-- start Provided records --
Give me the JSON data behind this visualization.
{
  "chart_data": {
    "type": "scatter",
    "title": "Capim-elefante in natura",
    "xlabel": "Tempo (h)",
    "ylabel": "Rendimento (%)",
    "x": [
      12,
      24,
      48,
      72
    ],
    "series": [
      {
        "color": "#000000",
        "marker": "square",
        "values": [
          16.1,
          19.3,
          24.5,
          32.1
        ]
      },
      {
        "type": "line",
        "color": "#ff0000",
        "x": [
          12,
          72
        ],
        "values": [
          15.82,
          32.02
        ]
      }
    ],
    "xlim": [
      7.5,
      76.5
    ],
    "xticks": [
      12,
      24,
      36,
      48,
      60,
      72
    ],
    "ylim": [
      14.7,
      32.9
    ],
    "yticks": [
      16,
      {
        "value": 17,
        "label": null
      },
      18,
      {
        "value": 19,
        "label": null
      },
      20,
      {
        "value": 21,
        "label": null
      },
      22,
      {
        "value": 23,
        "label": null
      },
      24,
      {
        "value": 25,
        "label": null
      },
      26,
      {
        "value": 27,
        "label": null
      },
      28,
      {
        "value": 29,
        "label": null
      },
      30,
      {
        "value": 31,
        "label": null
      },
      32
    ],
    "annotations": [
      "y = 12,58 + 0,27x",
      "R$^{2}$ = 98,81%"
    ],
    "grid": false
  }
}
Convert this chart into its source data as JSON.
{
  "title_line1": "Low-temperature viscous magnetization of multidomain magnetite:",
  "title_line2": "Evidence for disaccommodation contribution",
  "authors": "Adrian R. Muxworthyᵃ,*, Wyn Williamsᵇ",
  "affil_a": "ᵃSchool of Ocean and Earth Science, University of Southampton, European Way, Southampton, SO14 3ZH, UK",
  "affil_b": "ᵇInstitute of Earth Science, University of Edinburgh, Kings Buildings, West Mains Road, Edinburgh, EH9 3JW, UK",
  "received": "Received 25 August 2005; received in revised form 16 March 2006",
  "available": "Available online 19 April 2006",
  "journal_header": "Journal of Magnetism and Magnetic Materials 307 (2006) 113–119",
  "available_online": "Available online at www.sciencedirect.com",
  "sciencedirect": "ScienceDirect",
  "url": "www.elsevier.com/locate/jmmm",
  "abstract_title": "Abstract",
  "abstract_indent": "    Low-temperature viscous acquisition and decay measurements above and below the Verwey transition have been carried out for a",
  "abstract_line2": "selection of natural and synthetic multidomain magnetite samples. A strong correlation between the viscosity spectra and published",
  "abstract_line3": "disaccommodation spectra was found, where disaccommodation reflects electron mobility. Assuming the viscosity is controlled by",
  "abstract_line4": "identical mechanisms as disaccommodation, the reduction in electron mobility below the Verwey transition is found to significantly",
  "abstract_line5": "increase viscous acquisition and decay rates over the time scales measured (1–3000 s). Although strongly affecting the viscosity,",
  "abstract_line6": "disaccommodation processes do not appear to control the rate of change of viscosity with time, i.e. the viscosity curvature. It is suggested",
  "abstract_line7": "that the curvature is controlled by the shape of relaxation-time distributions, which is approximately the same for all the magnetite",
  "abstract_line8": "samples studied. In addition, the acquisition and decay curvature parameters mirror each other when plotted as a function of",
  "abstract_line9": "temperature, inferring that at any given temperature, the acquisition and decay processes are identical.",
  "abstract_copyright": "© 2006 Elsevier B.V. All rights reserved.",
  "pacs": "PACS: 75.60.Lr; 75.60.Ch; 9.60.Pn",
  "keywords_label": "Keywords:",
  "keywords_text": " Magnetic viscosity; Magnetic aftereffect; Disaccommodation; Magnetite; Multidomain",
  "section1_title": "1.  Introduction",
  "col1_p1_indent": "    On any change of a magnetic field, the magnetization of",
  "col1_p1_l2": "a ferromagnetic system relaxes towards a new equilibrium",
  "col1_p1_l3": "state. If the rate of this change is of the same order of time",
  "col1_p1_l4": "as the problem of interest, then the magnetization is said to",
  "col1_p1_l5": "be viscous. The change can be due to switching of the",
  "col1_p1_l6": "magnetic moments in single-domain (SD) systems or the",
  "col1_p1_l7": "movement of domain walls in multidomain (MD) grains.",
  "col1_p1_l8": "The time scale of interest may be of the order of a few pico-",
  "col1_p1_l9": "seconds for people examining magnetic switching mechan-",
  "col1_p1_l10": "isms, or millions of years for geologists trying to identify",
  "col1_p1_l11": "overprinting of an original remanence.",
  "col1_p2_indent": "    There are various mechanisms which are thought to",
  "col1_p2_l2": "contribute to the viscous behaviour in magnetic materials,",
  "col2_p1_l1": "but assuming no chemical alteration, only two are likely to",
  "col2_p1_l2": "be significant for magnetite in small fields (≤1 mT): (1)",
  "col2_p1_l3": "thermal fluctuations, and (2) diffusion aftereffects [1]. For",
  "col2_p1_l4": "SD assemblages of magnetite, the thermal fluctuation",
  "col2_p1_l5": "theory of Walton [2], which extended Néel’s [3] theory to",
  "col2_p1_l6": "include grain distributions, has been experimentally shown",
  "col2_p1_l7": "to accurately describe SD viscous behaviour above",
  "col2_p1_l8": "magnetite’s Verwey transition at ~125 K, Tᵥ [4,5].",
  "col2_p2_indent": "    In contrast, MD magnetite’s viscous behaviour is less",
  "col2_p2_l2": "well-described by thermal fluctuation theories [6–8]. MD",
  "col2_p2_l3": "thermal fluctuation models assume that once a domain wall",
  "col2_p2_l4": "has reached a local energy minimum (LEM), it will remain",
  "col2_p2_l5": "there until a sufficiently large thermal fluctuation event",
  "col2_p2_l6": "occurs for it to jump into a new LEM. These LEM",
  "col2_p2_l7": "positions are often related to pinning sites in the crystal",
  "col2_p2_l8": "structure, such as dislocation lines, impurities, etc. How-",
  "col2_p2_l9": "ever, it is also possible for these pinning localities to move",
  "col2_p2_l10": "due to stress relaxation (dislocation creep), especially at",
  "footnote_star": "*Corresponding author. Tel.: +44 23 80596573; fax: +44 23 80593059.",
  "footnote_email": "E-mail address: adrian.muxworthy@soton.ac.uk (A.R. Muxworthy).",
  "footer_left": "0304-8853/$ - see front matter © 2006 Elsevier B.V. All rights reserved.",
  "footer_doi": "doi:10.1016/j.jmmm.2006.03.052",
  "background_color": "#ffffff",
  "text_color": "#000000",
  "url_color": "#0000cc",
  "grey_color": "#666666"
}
-- end Provided records --
> **The task**: Find each line holding the word "reserved" and copy it.

> **Solution for this exercise**:
  "abstract_copyright": "© 2006 Elsevier B.V. All rights reserved.",
  "footer_left": "0304-8853/$ - see front matter © 2006 Elsevier B.V. All rights reserved.",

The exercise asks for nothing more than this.